THE PROBLEM.
Filter the entries below, keeping every line that has the word "Power".

(Records from a collection)
.....

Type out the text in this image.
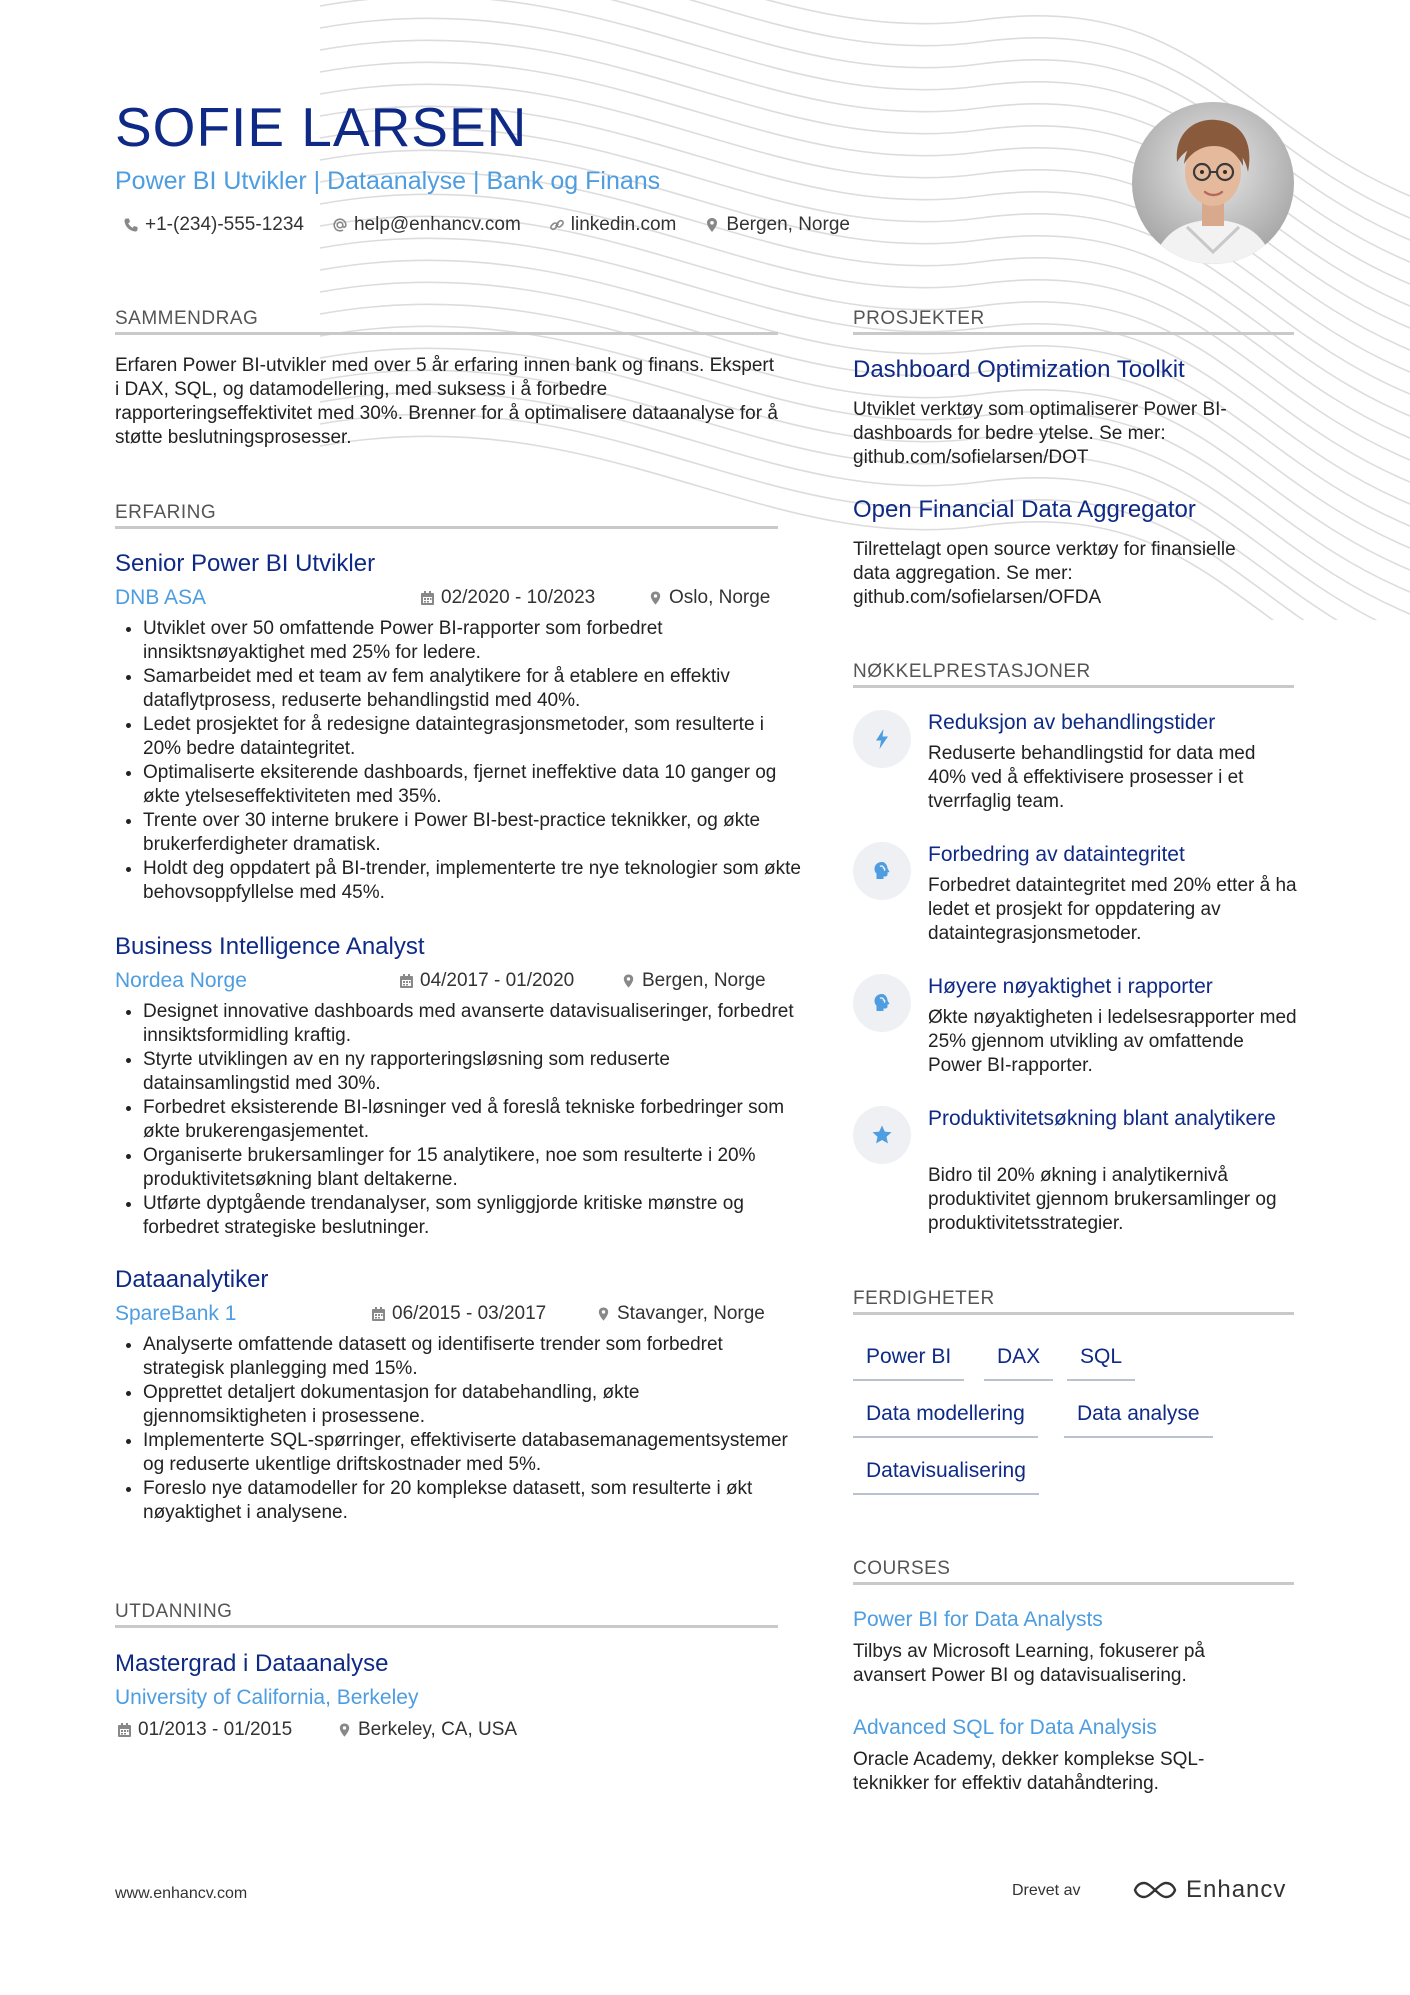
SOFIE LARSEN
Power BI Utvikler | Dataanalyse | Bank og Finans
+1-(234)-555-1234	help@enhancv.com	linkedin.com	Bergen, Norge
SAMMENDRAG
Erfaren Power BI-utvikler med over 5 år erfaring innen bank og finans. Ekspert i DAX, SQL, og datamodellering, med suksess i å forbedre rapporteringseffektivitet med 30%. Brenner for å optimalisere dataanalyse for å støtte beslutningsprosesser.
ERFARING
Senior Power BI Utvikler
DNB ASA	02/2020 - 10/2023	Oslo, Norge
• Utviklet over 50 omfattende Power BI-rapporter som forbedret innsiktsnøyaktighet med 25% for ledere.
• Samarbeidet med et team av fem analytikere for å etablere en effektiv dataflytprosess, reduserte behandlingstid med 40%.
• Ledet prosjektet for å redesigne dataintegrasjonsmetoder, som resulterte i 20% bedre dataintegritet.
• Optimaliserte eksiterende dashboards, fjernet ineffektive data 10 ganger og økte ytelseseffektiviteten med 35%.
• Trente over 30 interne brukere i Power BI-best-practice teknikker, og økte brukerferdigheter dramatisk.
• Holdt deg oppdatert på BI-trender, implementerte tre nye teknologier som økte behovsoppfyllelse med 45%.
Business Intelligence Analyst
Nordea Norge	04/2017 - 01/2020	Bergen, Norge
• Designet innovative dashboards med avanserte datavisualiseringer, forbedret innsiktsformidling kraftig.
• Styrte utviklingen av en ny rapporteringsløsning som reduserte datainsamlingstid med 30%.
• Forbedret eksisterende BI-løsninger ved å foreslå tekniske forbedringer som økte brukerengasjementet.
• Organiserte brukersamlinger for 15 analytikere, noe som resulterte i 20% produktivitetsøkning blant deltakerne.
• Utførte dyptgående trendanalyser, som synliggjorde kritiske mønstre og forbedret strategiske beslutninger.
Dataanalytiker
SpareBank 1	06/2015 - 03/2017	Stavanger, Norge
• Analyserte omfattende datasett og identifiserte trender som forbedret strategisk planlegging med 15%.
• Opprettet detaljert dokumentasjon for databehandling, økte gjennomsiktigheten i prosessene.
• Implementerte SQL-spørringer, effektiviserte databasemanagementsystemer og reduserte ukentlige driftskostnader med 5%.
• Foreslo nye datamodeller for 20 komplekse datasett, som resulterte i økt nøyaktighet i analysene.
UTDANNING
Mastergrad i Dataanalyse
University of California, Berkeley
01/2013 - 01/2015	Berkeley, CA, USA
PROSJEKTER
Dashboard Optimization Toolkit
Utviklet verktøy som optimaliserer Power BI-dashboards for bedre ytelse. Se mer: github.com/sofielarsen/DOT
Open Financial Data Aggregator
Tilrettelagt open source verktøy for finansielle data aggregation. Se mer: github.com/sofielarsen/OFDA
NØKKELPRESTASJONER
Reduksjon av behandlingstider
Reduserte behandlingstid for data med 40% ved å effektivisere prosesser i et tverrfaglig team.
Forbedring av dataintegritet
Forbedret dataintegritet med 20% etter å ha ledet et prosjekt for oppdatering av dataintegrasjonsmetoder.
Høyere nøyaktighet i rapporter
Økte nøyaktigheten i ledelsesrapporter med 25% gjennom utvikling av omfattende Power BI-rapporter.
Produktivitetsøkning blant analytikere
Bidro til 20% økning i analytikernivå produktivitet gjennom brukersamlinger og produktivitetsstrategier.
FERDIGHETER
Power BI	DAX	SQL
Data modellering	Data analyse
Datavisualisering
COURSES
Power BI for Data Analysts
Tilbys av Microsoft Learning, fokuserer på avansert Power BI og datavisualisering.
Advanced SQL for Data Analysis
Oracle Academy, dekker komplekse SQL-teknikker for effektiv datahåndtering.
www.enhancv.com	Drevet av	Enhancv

.....

FINAL RESULT.
Power BI Utvikler | Dataanalyse | Bank og Finans
Erfaren Power BI-utvikler med over 5 år erfaring innen bank og finans. Ekspert i DAX, SQL, og datamodellering, med suksess i å forbedre rapporteringseffektivitet med 30%. Brenner for å optimalisere dataanalyse for å støtte beslutningsprosesser.
Senior Power BI Utvikler
• Utviklet over 50 omfattende Power BI-rapporter som forbedret innsiktsnøyaktighet med 25% for ledere.
• Trente over 30 interne brukere i Power BI-best-practice teknikker, og økte brukerferdigheter dramatisk.
Utviklet verktøy som optimaliserer Power BI-dashboards for bedre ytelse. Se mer: github.com/sofielarsen/DOT
Økte nøyaktigheten i ledelsesrapporter med 25% gjennom utvikling av omfattende Power BI-rapporter.
Power BI	DAX	SQL
Power BI for Data Analysts
Tilbys av Microsoft Learning, fokuserer på avansert Power BI og datavisualisering.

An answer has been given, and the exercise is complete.